Keep the images out and copy every entry below exactly.

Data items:
╔══

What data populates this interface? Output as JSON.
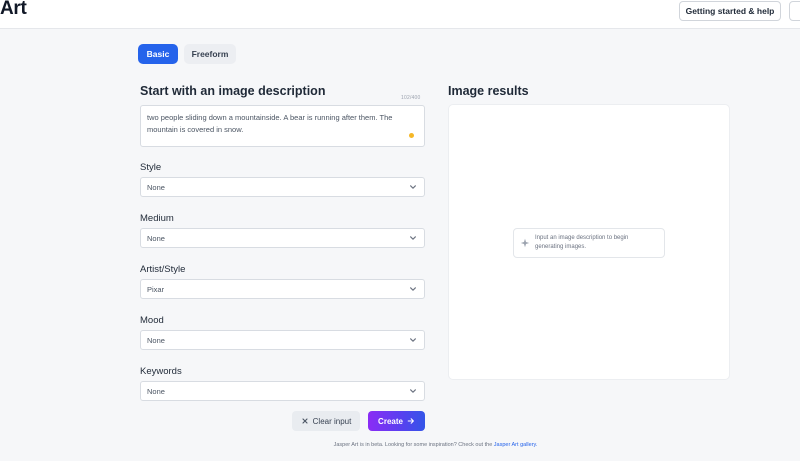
{
  "header": {
    "app_title": "Art",
    "help_button_label": "Getting started & help"
  },
  "tabs": [
    {
      "label": "Basic",
      "active": true
    },
    {
      "label": "Freeform",
      "active": false
    }
  ],
  "form": {
    "heading": "Start with an image description",
    "char_counter": "102/400",
    "description": "two people sliding down a mountainside. A bear is running after them. The mountain is covered in snow.",
    "fields": [
      {
        "label": "Style",
        "value": "None"
      },
      {
        "label": "Medium",
        "value": "None"
      },
      {
        "label": "Artist/Style",
        "value": "Pixar"
      },
      {
        "label": "Mood",
        "value": "None"
      },
      {
        "label": "Keywords",
        "value": "None"
      }
    ],
    "clear_label": "Clear input",
    "create_label": "Create"
  },
  "results": {
    "heading": "Image results",
    "hint_text": "Input an image description to begin generating images."
  },
  "footer": {
    "text": "Jasper Art is in beta. Looking for some inspiration? Check out the",
    "link_text": "Jasper Art gallery."
  },
  "colors": {
    "accent": "#2563eb",
    "create_gradient_start": "#8b2cf5",
    "create_gradient_end": "#3455e8",
    "indicator": "#f5b727"
  },
  "icons": [
    "chevron-down-icon",
    "close-icon",
    "arrow-right-icon",
    "sparkle-icon"
  ]
}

╚══

EXERCISE RESULT:
What data populates this interface? Output as JSON.
{
  "header": {
    "app_title": "Art",
    "help_button_label": "Getting started & help"
  },
  "tabs": [
    {
      "label": "Basic",
      "active": true
    },
    {
      "label": "Freeform",
      "active": false
    }
  ],
  "form": {
    "heading": "Start with an image description",
    "char_counter": "102/400",
    "description": "two people sliding down a mountainside. A bear is running after them. The mountain is covered in snow.",
    "fields": [
      {
        "label": "Style",
        "value": "None"
      },
      {
        "label": "Medium",
        "value": "None"
      },
      {
        "label": "Artist/Style",
        "value": "Pixar"
      },
      {
        "label": "Mood",
        "value": "None"
      },
      {
        "label": "Keywords",
        "value": "None"
      }
    ],
    "clear_label": "Clear input",
    "create_label": "Create"
  },
  "results": {
    "heading": "Image results",
    "hint_text": "Input an image description to begin generating images."
  },
  "footer": {
    "text": "Jasper Art is in beta. Looking for some inspiration? Check out the",
    "link_text": "Jasper Art gallery."
  },
  "colors": {
    "accent": "#2563eb",
    "create_gradient_start": "#8b2cf5",
    "create_gradient_end": "#3455e8",
    "indicator": "#f5b727"
  },
  "icons": [
    "chevron-down-icon",
    "close-icon",
    "arrow-right-icon",
    "sparkle-icon"
  ]
}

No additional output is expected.